━━━ DATASET CONTENT ━━━

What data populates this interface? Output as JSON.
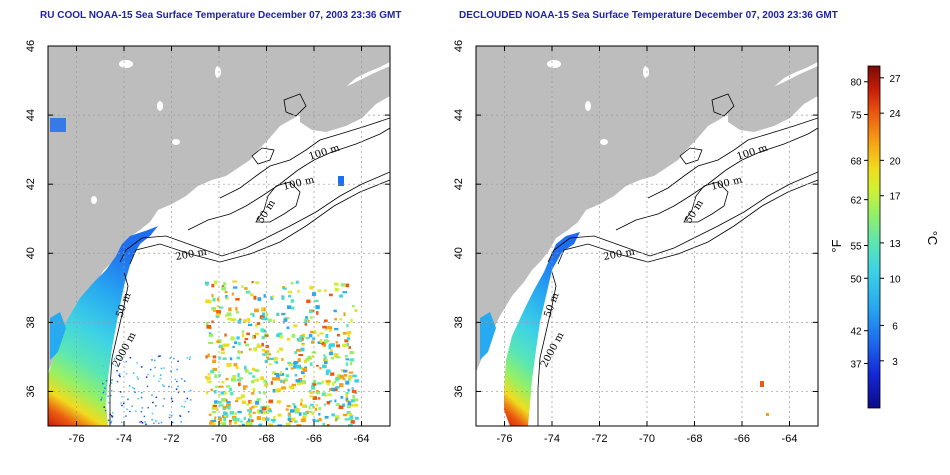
{
  "titles": {
    "left": "RU COOL NOAA-15 Sea Surface Temperature December 07, 2003 23:36 GMT",
    "right": "DECLOUDED NOAA-15 Sea Surface Temperature December 07, 2003 23:36 GMT"
  },
  "map": {
    "lon_range": [
      -77.2,
      -62.8
    ],
    "lat_range": [
      35.0,
      46.0
    ],
    "lon_ticks": [
      -76,
      -74,
      -72,
      -70,
      -68,
      -66,
      -64
    ],
    "lat_ticks": [
      36,
      38,
      40,
      42,
      44,
      46
    ],
    "lon_tick_labels": [
      "-76",
      "-74",
      "-72",
      "-70",
      "-68",
      "-66",
      "-64"
    ],
    "lat_tick_labels": [
      "36",
      "38",
      "40",
      "42",
      "44",
      "46"
    ],
    "grid": true,
    "land_color": "#bdbdbd",
    "ocean_color": "#ffffff",
    "contour_labels": [
      "100 m",
      "100 m",
      "50 m",
      "200 m",
      "50 m",
      "2000 m"
    ]
  },
  "colorbar": {
    "fahrenheit_labels": [
      "80",
      "75",
      "68",
      "62",
      "55",
      "50",
      "42",
      "37"
    ],
    "fahrenheit_values": [
      80,
      75,
      68,
      62,
      55,
      50,
      42,
      37
    ],
    "celsius_labels": [
      "27",
      "24",
      "20",
      "17",
      "13",
      "10",
      "6",
      "3"
    ],
    "celsius_values": [
      27,
      24,
      20,
      17,
      13,
      10,
      6,
      3
    ],
    "fahrenheit_unit": "°F",
    "celsius_unit": "°C",
    "range_c": [
      -1,
      28
    ],
    "colors": [
      "#0b0b8a",
      "#1428d6",
      "#1e6ef0",
      "#28aaf0",
      "#3cd2e6",
      "#5ae6b4",
      "#96f064",
      "#d2f032",
      "#f0dc1e",
      "#f5a014",
      "#eb5a0f",
      "#c81e0a",
      "#7a0a05"
    ]
  }
}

━━━

**PROBLEM DESCRIPTION**
Write out the records above exactly as they stand, leaving out every picture.

**WORKED SOLUTION**
What data populates this interface? Output as JSON.
{
  "titles": {
    "left": "RU COOL NOAA-15 Sea Surface Temperature December 07, 2003 23:36 GMT",
    "right": "DECLOUDED NOAA-15 Sea Surface Temperature December 07, 2003 23:36 GMT"
  },
  "map": {
    "lon_range": [
      -77.2,
      -62.8
    ],
    "lat_range": [
      35.0,
      46.0
    ],
    "lon_ticks": [
      -76,
      -74,
      -72,
      -70,
      -68,
      -66,
      -64
    ],
    "lat_ticks": [
      36,
      38,
      40,
      42,
      44,
      46
    ],
    "lon_tick_labels": [
      "-76",
      "-74",
      "-72",
      "-70",
      "-68",
      "-66",
      "-64"
    ],
    "lat_tick_labels": [
      "36",
      "38",
      "40",
      "42",
      "44",
      "46"
    ],
    "grid": true,
    "land_color": "#bdbdbd",
    "ocean_color": "#ffffff",
    "contour_labels": [
      "100 m",
      "100 m",
      "50 m",
      "200 m",
      "50 m",
      "2000 m"
    ]
  },
  "colorbar": {
    "fahrenheit_labels": [
      "80",
      "75",
      "68",
      "62",
      "55",
      "50",
      "42",
      "37"
    ],
    "fahrenheit_values": [
      80,
      75,
      68,
      62,
      55,
      50,
      42,
      37
    ],
    "celsius_labels": [
      "27",
      "24",
      "20",
      "17",
      "13",
      "10",
      "6",
      "3"
    ],
    "celsius_values": [
      27,
      24,
      20,
      17,
      13,
      10,
      6,
      3
    ],
    "fahrenheit_unit": "°F",
    "celsius_unit": "°C",
    "range_c": [
      -1,
      28
    ],
    "colors": [
      "#0b0b8a",
      "#1428d6",
      "#1e6ef0",
      "#28aaf0",
      "#3cd2e6",
      "#5ae6b4",
      "#96f064",
      "#d2f032",
      "#f0dc1e",
      "#f5a014",
      "#eb5a0f",
      "#c81e0a",
      "#7a0a05"
    ]
  }
}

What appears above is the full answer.